#### WHAT THE EXERCISE ASKS
Please copy out the full listing below, character for character, and leave the picture out of your copy.

#### ENTRIES

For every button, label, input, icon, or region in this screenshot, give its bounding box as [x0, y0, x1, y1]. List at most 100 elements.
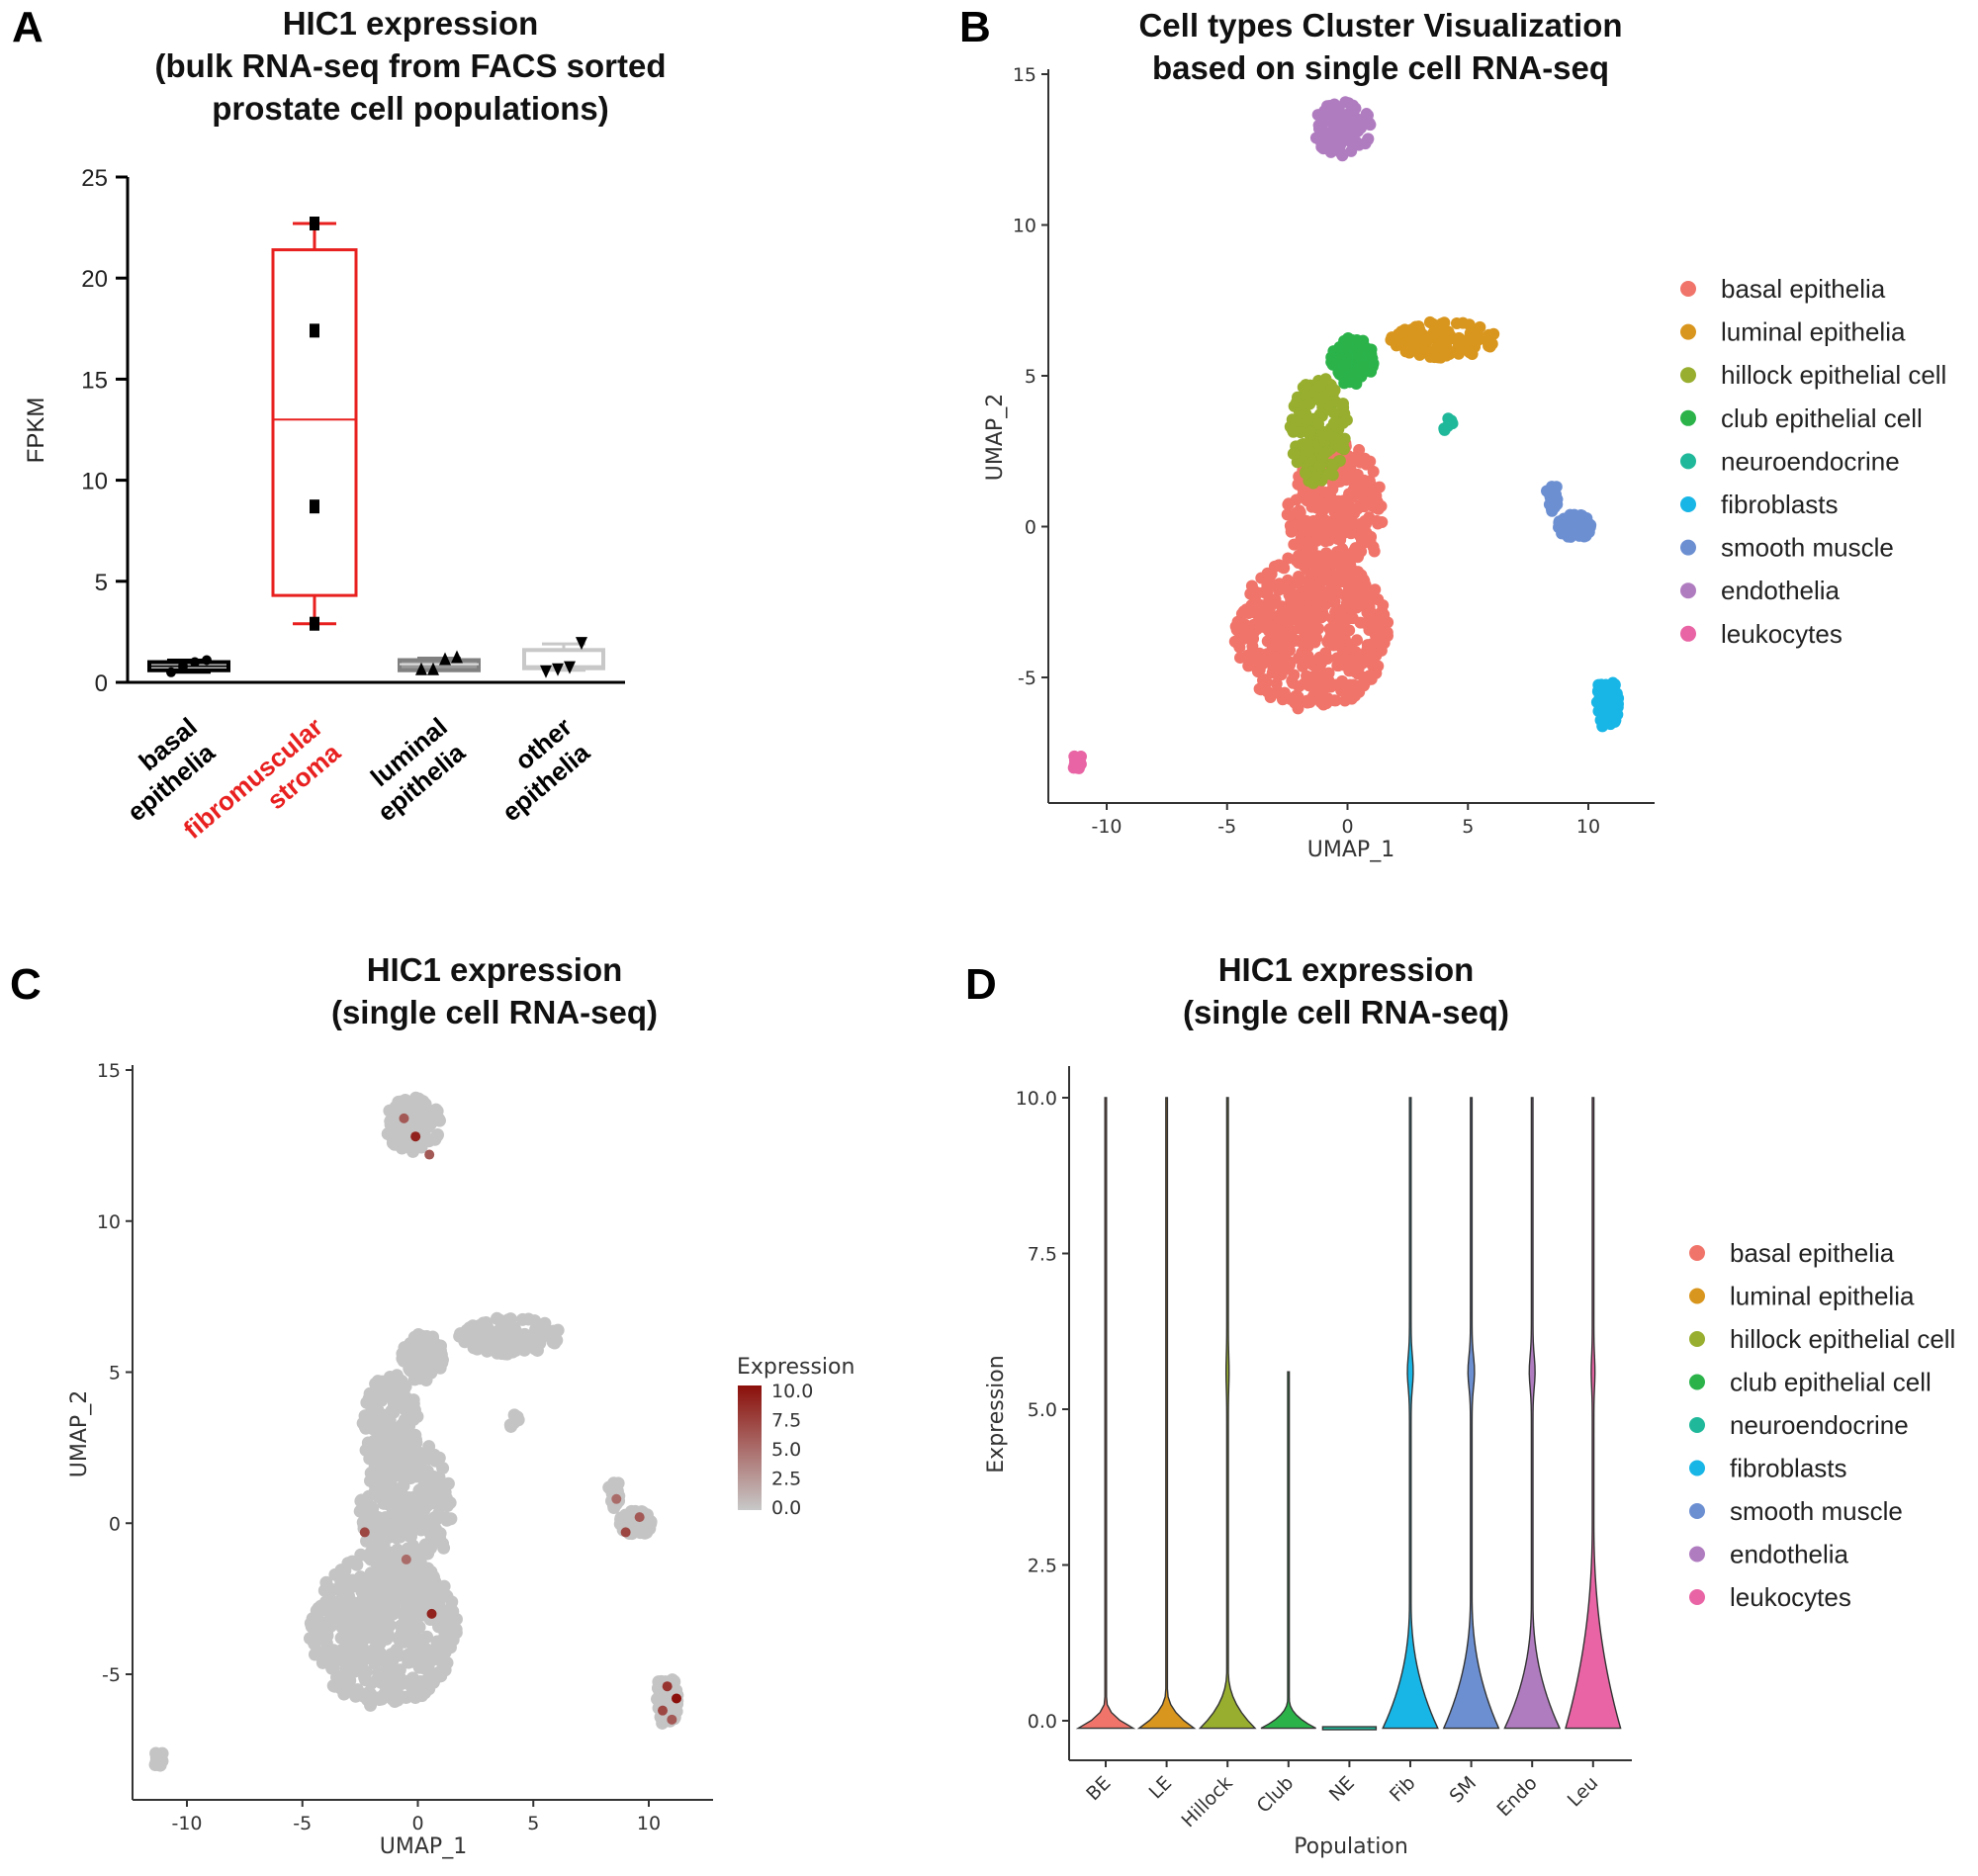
umap-point [1361, 644, 1374, 657]
umap-point [1350, 452, 1363, 465]
umap-point [1331, 522, 1344, 535]
umap-point [359, 1419, 373, 1433]
umap-point [378, 1563, 392, 1576]
umap-point [667, 1700, 680, 1714]
y-axis-label: UMAP_2 [983, 394, 1008, 481]
umap-point [1320, 697, 1333, 710]
umap-point [362, 1502, 376, 1516]
umap-point [1324, 491, 1337, 503]
umap-point [1357, 114, 1370, 127]
umap-point [1311, 109, 1324, 122]
legend-label: fibroblasts [1730, 1454, 1847, 1483]
umap-point [1245, 599, 1258, 612]
umap-point [1363, 595, 1376, 608]
umap-point [1277, 628, 1290, 641]
umap-point [433, 1527, 447, 1541]
umap-point [548, 1336, 562, 1350]
umap-point [419, 1449, 433, 1463]
umap-point [352, 1634, 366, 1648]
high-expression-point [611, 1493, 622, 1504]
high-expression-point [672, 1693, 682, 1704]
umap-point [437, 1541, 451, 1555]
umap-point [547, 1324, 561, 1338]
umap-point [1371, 495, 1384, 508]
umap-point [1270, 677, 1283, 690]
legend-swatch [1689, 1546, 1705, 1563]
y-tick-label: 0 [1025, 517, 1036, 539]
umap-point [1338, 684, 1351, 697]
umap-point [1344, 130, 1357, 142]
umap-point [1276, 561, 1289, 574]
umap-point [1318, 446, 1331, 459]
umap-point [1404, 324, 1417, 337]
umap-point [388, 1529, 402, 1543]
panel-c-title-line-2: (single cell RNA-seq) [331, 994, 658, 1030]
umap-point [353, 1599, 367, 1613]
umap-point [1360, 458, 1373, 471]
umap-point [1302, 588, 1314, 601]
umap-point [403, 1607, 416, 1621]
umap-point [343, 1648, 357, 1661]
umap-point [395, 1486, 408, 1500]
umap-point [1316, 686, 1329, 699]
umap-point [404, 1504, 417, 1518]
umap-point [373, 1646, 387, 1659]
umap-point [1266, 639, 1279, 652]
panel-b-title-line-1: Cell types Cluster Visualization [1138, 7, 1622, 44]
data-point [451, 650, 463, 664]
umap-point [639, 1523, 653, 1537]
umap-point [1301, 602, 1313, 615]
umap-point [343, 1663, 357, 1677]
y-tick-label: 15 [81, 367, 108, 394]
umap-point [336, 1596, 350, 1610]
umap-point [1376, 516, 1389, 529]
legend-label: fibroblasts [1721, 490, 1839, 519]
umap-point [1257, 682, 1270, 695]
umap-point [1368, 545, 1381, 558]
legend-swatch [1680, 323, 1696, 340]
legend-label: endothelia [1721, 576, 1841, 605]
umap-point [374, 1627, 388, 1641]
umap-point [401, 1542, 414, 1556]
high-expression-point [658, 1705, 669, 1716]
umap-point [379, 1612, 393, 1626]
umap-point [398, 1413, 411, 1427]
x-tick-label: 0 [1341, 816, 1353, 838]
data-point [190, 657, 200, 668]
umap-point [1249, 658, 1262, 670]
umap-point [1297, 542, 1309, 555]
legend-label: endothelia [1730, 1540, 1849, 1569]
x-tick-label: Hillock [1177, 1772, 1236, 1831]
umap-point [374, 1691, 388, 1705]
panel-letter-a: A [12, 3, 44, 51]
umap-point [398, 1455, 411, 1469]
y-tick-label: 25 [81, 165, 108, 192]
y-tick-label: 0 [95, 670, 108, 697]
umap-point [1325, 384, 1338, 397]
umap-point [1332, 610, 1345, 623]
legend-label: club epithelial cell [1721, 403, 1923, 433]
umap-point [1344, 559, 1357, 572]
umap-point [1313, 380, 1326, 393]
umap-point [1339, 622, 1352, 635]
legend-swatch [1680, 453, 1696, 470]
umap-point [1381, 629, 1394, 642]
umap-point [371, 1463, 385, 1476]
umap-point [391, 1693, 405, 1707]
umap-point [1297, 554, 1309, 567]
umap-point [1406, 339, 1419, 352]
x-tick-label: 10 [637, 1813, 661, 1834]
umap-point [308, 1637, 321, 1651]
umap-point [1302, 630, 1314, 643]
umap-point [369, 1550, 383, 1563]
violin [1321, 1726, 1378, 1731]
umap-point [1377, 599, 1390, 612]
legend-label: hillock epithelial cell [1721, 360, 1946, 390]
umap-point [1463, 346, 1476, 359]
umap-point [1234, 652, 1247, 665]
box [398, 658, 481, 672]
umap-point [425, 1583, 439, 1597]
umap-point [1608, 704, 1621, 717]
umap-point [429, 1454, 443, 1468]
y-tick-label: 15 [97, 1060, 121, 1082]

#### CORRECT RESULT
For every button, label, input, icon, or region in this screenshot, give its bounding box as [x0, y0, x1, y1]. List at most 100 elements.
umap-point [1361, 644, 1374, 657]
umap-point [1350, 452, 1363, 465]
umap-point [1331, 522, 1344, 535]
umap-point [359, 1419, 373, 1433]
umap-point [378, 1563, 392, 1576]
umap-point [667, 1700, 680, 1714]
y-axis-label: UMAP_2 [983, 394, 1008, 481]
umap-point [1320, 697, 1333, 710]
umap-point [362, 1502, 376, 1516]
umap-point [1324, 491, 1337, 503]
umap-point [1357, 114, 1370, 127]
umap-point [1311, 109, 1324, 122]
legend-label: fibroblasts [1730, 1454, 1847, 1483]
umap-point [1245, 599, 1258, 612]
umap-point [1363, 595, 1376, 608]
umap-point [1277, 628, 1290, 641]
umap-point [433, 1527, 447, 1541]
umap-point [548, 1336, 562, 1350]
umap-point [419, 1449, 433, 1463]
umap-point [352, 1634, 366, 1648]
high-expression-point [611, 1493, 622, 1504]
high-expression-point [672, 1693, 682, 1704]
umap-point [437, 1541, 451, 1555]
umap-point [547, 1324, 561, 1338]
umap-point [1371, 495, 1384, 508]
umap-point [1270, 677, 1283, 690]
legend-swatch [1689, 1546, 1705, 1563]
y-tick-label: 0 [1025, 517, 1036, 539]
umap-point [1338, 684, 1351, 697]
umap-point [1344, 130, 1357, 142]
umap-point [1276, 561, 1289, 574]
umap-point [1318, 446, 1331, 459]
umap-point [1404, 324, 1417, 337]
umap-point [388, 1529, 402, 1543]
panel-c-title-line-2: (single cell RNA-seq) [331, 994, 658, 1030]
umap-point [353, 1599, 367, 1613]
umap-point [1360, 458, 1373, 471]
umap-point [1302, 588, 1314, 601]
umap-point [403, 1607, 416, 1621]
umap-point [343, 1648, 357, 1661]
umap-point [395, 1486, 408, 1500]
umap-point [1316, 686, 1329, 699]
umap-point [404, 1504, 417, 1518]
umap-point [373, 1646, 387, 1659]
umap-point [1266, 639, 1279, 652]
panel-b-title-line-1: Cell types Cluster Visualization [1138, 7, 1622, 44]
data-point [451, 650, 463, 664]
umap-point [639, 1523, 653, 1537]
umap-point [1301, 602, 1313, 615]
umap-point [343, 1663, 357, 1677]
y-tick-label: 15 [81, 367, 108, 394]
umap-point [336, 1596, 350, 1610]
umap-point [1376, 516, 1389, 529]
legend-label: fibroblasts [1721, 490, 1839, 519]
umap-point [1257, 682, 1270, 695]
umap-point [1368, 545, 1381, 558]
legend-swatch [1680, 323, 1696, 340]
legend-label: endothelia [1721, 576, 1841, 605]
umap-point [374, 1627, 388, 1641]
umap-point [401, 1542, 414, 1556]
high-expression-point [658, 1705, 669, 1716]
umap-point [379, 1612, 393, 1626]
umap-point [398, 1413, 411, 1427]
x-tick-label: 0 [1341, 816, 1353, 838]
data-point [190, 657, 200, 668]
umap-point [1249, 658, 1262, 670]
umap-point [1297, 542, 1309, 555]
legend-label: endothelia [1730, 1540, 1849, 1569]
x-tick-label: Hillock [1177, 1772, 1236, 1831]
umap-point [374, 1691, 388, 1705]
panel-letter-a: A [12, 3, 44, 51]
umap-point [398, 1455, 411, 1469]
y-tick-label: 25 [81, 165, 108, 192]
y-tick-label: 0 [95, 670, 108, 697]
umap-point [1325, 384, 1338, 397]
umap-point [1332, 610, 1345, 623]
legend-label: club epithelial cell [1721, 403, 1923, 433]
umap-point [1344, 559, 1357, 572]
umap-point [1313, 380, 1326, 393]
umap-point [1339, 622, 1352, 635]
legend-swatch [1680, 453, 1696, 470]
umap-point [1381, 629, 1394, 642]
umap-point [371, 1463, 385, 1476]
umap-point [391, 1693, 405, 1707]
umap-point [1297, 554, 1309, 567]
umap-point [1406, 339, 1419, 352]
x-tick-label: 10 [637, 1813, 661, 1834]
umap-point [308, 1637, 321, 1651]
umap-point [1302, 630, 1314, 643]
umap-point [369, 1550, 383, 1563]
violin [1321, 1726, 1378, 1731]
umap-point [1377, 599, 1390, 612]
legend-label: hillock epithelial cell [1721, 360, 1946, 390]
umap-point [1463, 346, 1476, 359]
umap-point [1234, 652, 1247, 665]
box [398, 658, 481, 672]
umap-point [425, 1583, 439, 1597]
umap-point [1608, 704, 1621, 717]
umap-point [429, 1454, 443, 1468]
y-tick-label: 15 [97, 1060, 121, 1082]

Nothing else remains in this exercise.